PROBLEM DETAILS: Leave out the pictures and copy everything else in the entries exactly.

Recorded data:
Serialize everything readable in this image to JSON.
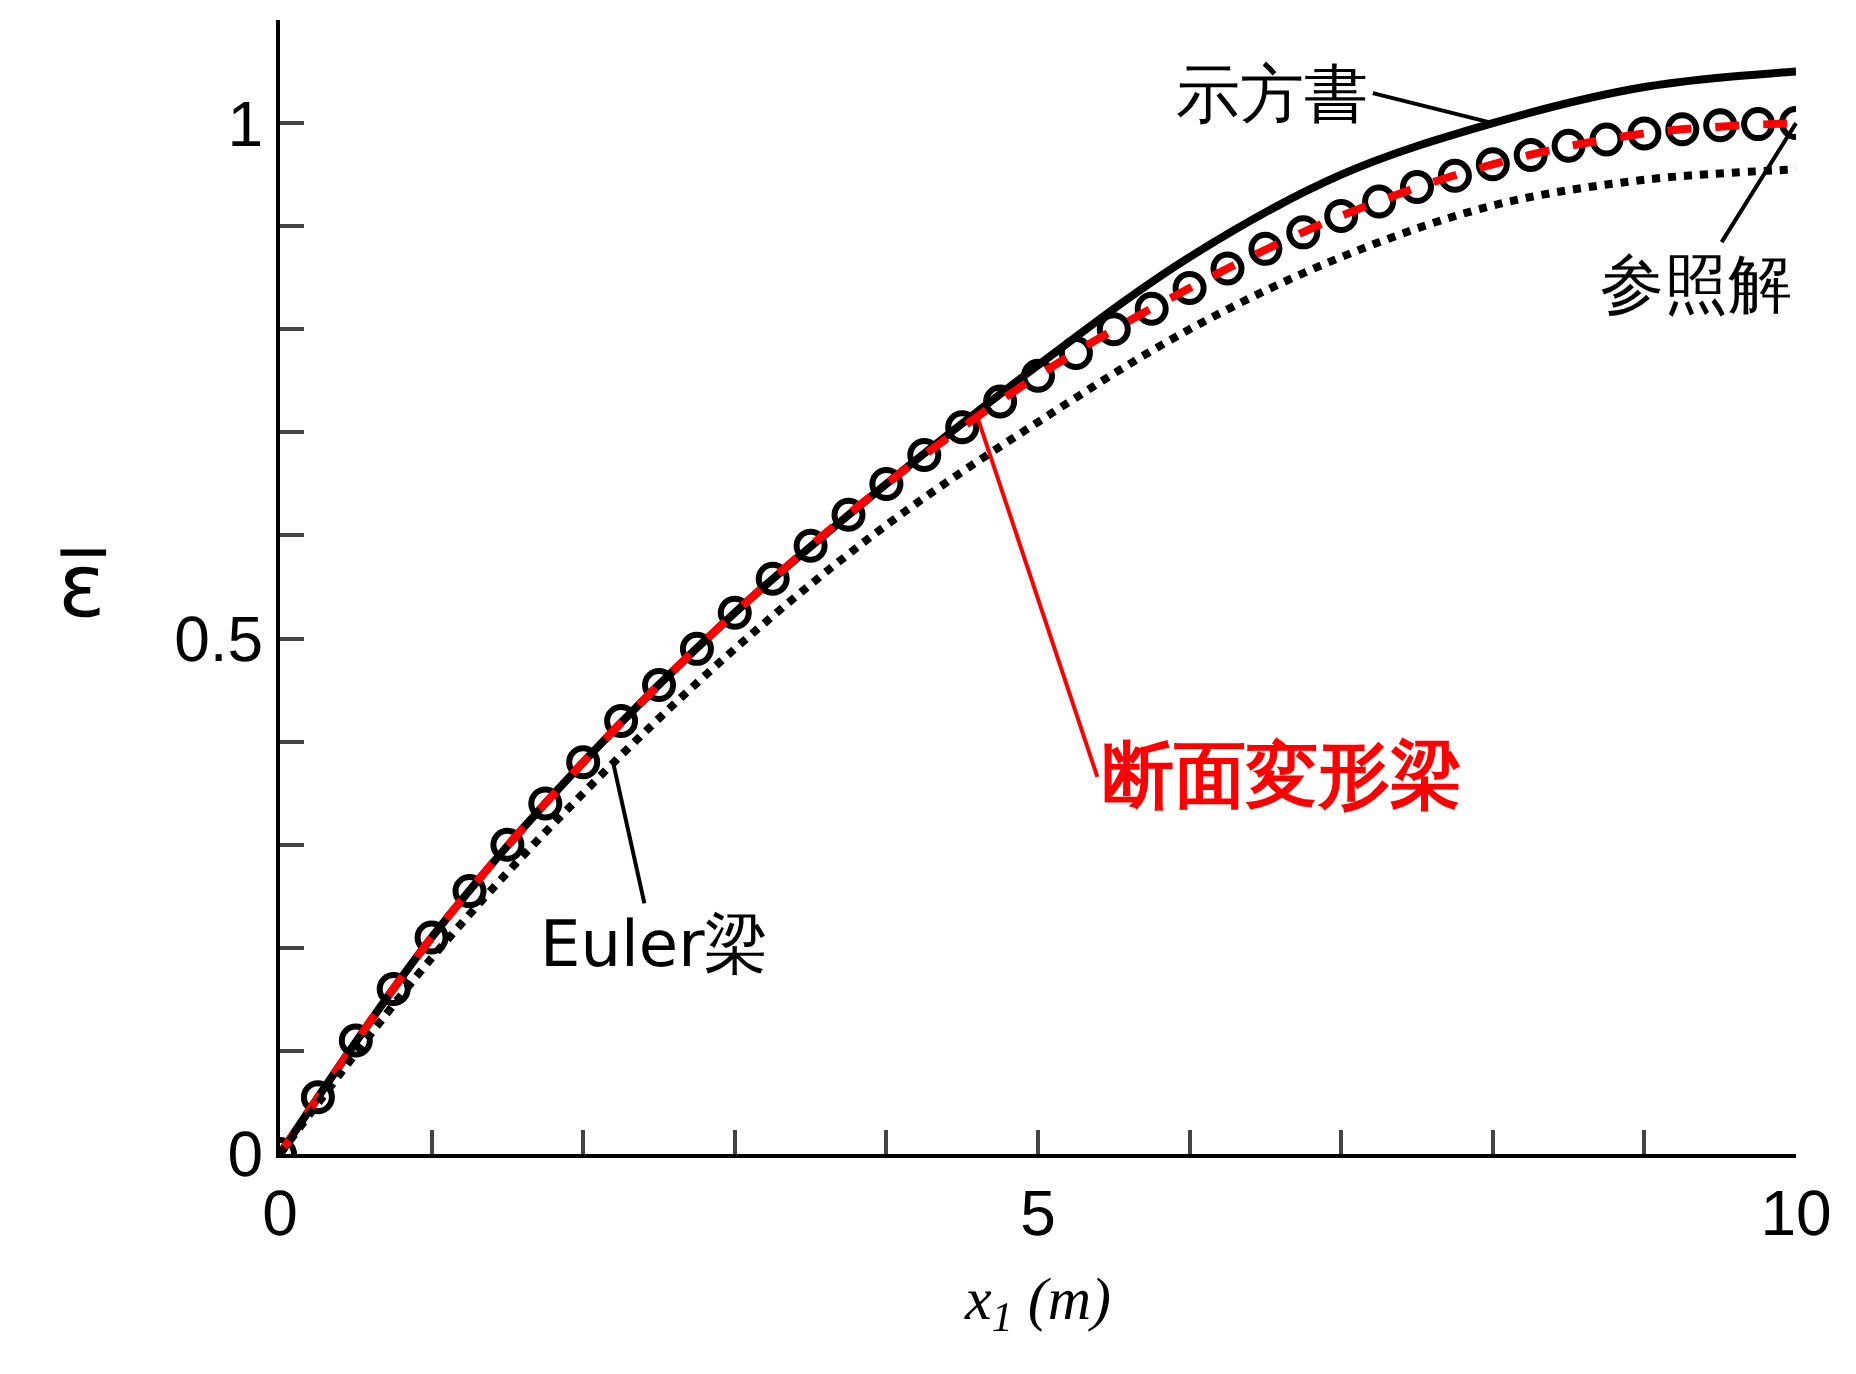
{
  "chart_data": {
    "type": "line",
    "xlabel": "x$_{1}$ (m)",
    "ylabel": "ε̅",
    "x": [
      0,
      1,
      2,
      3,
      4,
      5,
      6,
      7,
      8,
      9,
      10
    ],
    "series": [
      {
        "color": "#000000",
        "line_style": "solid",
        "values": [
          0,
          0.21,
          0.38,
          0.525,
          0.65,
          0.765,
          0.87,
          0.95,
          1.0,
          1.035,
          1.05
        ]
      },
      {
        "type": "scatter",
        "marker": "circle",
        "color": "#000000",
        "x": [
          0,
          0.25,
          0.5,
          0.75,
          1,
          1.25,
          1.5,
          1.75,
          2,
          2.25,
          2.5,
          2.75,
          3,
          3.25,
          3.5,
          3.75,
          4,
          4.25,
          4.5,
          4.75,
          5,
          5.25,
          5.5,
          5.75,
          6,
          6.25,
          6.5,
          6.75,
          7,
          7.25,
          7.5,
          7.75,
          8,
          8.25,
          8.5,
          8.75,
          9,
          9.25,
          9.5,
          9.75,
          10
        ],
        "values": [
          0,
          0.055,
          0.11,
          0.16,
          0.21,
          0.255,
          0.3,
          0.34,
          0.38,
          0.42,
          0.455,
          0.49,
          0.525,
          0.558,
          0.59,
          0.62,
          0.65,
          0.678,
          0.705,
          0.73,
          0.755,
          0.777,
          0.8,
          0.82,
          0.84,
          0.859,
          0.878,
          0.894,
          0.91,
          0.924,
          0.938,
          0.949,
          0.96,
          0.969,
          0.978,
          0.984,
          0.99,
          0.994,
          0.998,
          0.999,
          1.0
        ]
      },
      {
        "color": "#ff0000",
        "line_style": "dashed",
        "values": [
          0,
          0.21,
          0.38,
          0.525,
          0.65,
          0.755,
          0.84,
          0.91,
          0.96,
          0.99,
          1.0
        ]
      },
      {
        "color": "#000000",
        "line_style": "dotted",
        "values": [
          0,
          0.19,
          0.35,
          0.49,
          0.61,
          0.71,
          0.8,
          0.87,
          0.92,
          0.945,
          0.955
        ]
      }
    ],
    "annotations": [
      {
        "text": "示方書",
        "x": 8,
        "y": 1.0
      },
      {
        "text": "参照解",
        "x": 10,
        "y": 1.0
      },
      {
        "text": "断面変形梁",
        "x": 4.6,
        "y": 0.715
      },
      {
        "text": "Euler梁",
        "x": 2.2,
        "y": 0.378
      }
    ],
    "xlim": [
      0,
      10
    ],
    "ylim": [
      0,
      1.1
    ],
    "xticks": [
      0,
      {
        "value": 1,
        "label": null
      },
      {
        "value": 2,
        "label": null
      },
      {
        "value": 3,
        "label": null
      },
      {
        "value": 4,
        "label": null
      },
      5,
      {
        "value": 6,
        "label": null
      },
      {
        "value": 7,
        "label": null
      },
      {
        "value": 8,
        "label": null
      },
      {
        "value": 9,
        "label": null
      },
      10
    ],
    "yticks": [
      0,
      {
        "value": 0.1,
        "label": null
      },
      {
        "value": 0.2,
        "label": null
      },
      {
        "value": 0.3,
        "label": null
      },
      {
        "value": 0.4,
        "label": null
      },
      0.5,
      {
        "value": 0.6,
        "label": null
      },
      {
        "value": 0.7,
        "label": null
      },
      {
        "value": 0.8,
        "label": null
      },
      {
        "value": 0.9,
        "label": null
      },
      1
    ]
  }
}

OUTPUT BELOW:
Serialize everything readable in this image to JSON.
{
  "chart_data": {
    "type": "line",
    "xlabel": "x$_{1}$ (m)",
    "ylabel": "ε̅",
    "x": [
      0,
      1,
      2,
      3,
      4,
      5,
      6,
      7,
      8,
      9,
      10
    ],
    "series": [
      {
        "color": "#000000",
        "line_style": "solid",
        "values": [
          0,
          0.21,
          0.38,
          0.525,
          0.65,
          0.765,
          0.87,
          0.95,
          1.0,
          1.035,
          1.05
        ]
      },
      {
        "type": "scatter",
        "marker": "circle",
        "color": "#000000",
        "x": [
          0,
          0.25,
          0.5,
          0.75,
          1,
          1.25,
          1.5,
          1.75,
          2,
          2.25,
          2.5,
          2.75,
          3,
          3.25,
          3.5,
          3.75,
          4,
          4.25,
          4.5,
          4.75,
          5,
          5.25,
          5.5,
          5.75,
          6,
          6.25,
          6.5,
          6.75,
          7,
          7.25,
          7.5,
          7.75,
          8,
          8.25,
          8.5,
          8.75,
          9,
          9.25,
          9.5,
          9.75,
          10
        ],
        "values": [
          0,
          0.055,
          0.11,
          0.16,
          0.21,
          0.255,
          0.3,
          0.34,
          0.38,
          0.42,
          0.455,
          0.49,
          0.525,
          0.558,
          0.59,
          0.62,
          0.65,
          0.678,
          0.705,
          0.73,
          0.755,
          0.777,
          0.8,
          0.82,
          0.84,
          0.859,
          0.878,
          0.894,
          0.91,
          0.924,
          0.938,
          0.949,
          0.96,
          0.969,
          0.978,
          0.984,
          0.99,
          0.994,
          0.998,
          0.999,
          1.0
        ]
      },
      {
        "color": "#ff0000",
        "line_style": "dashed",
        "values": [
          0,
          0.21,
          0.38,
          0.525,
          0.65,
          0.755,
          0.84,
          0.91,
          0.96,
          0.99,
          1.0
        ]
      },
      {
        "color": "#000000",
        "line_style": "dotted",
        "values": [
          0,
          0.19,
          0.35,
          0.49,
          0.61,
          0.71,
          0.8,
          0.87,
          0.92,
          0.945,
          0.955
        ]
      }
    ],
    "annotations": [
      {
        "text": "示方書",
        "x": 8,
        "y": 1.0
      },
      {
        "text": "参照解",
        "x": 10,
        "y": 1.0
      },
      {
        "text": "断面変形梁",
        "x": 4.6,
        "y": 0.715
      },
      {
        "text": "Euler梁",
        "x": 2.2,
        "y": 0.378
      }
    ],
    "xlim": [
      0,
      10
    ],
    "ylim": [
      0,
      1.1
    ],
    "xticks": [
      0,
      {
        "value": 1,
        "label": null
      },
      {
        "value": 2,
        "label": null
      },
      {
        "value": 3,
        "label": null
      },
      {
        "value": 4,
        "label": null
      },
      5,
      {
        "value": 6,
        "label": null
      },
      {
        "value": 7,
        "label": null
      },
      {
        "value": 8,
        "label": null
      },
      {
        "value": 9,
        "label": null
      },
      10
    ],
    "yticks": [
      0,
      {
        "value": 0.1,
        "label": null
      },
      {
        "value": 0.2,
        "label": null
      },
      {
        "value": 0.3,
        "label": null
      },
      {
        "value": 0.4,
        "label": null
      },
      0.5,
      {
        "value": 0.6,
        "label": null
      },
      {
        "value": 0.7,
        "label": null
      },
      {
        "value": 0.8,
        "label": null
      },
      {
        "value": 0.9,
        "label": null
      },
      1
    ]
  }
}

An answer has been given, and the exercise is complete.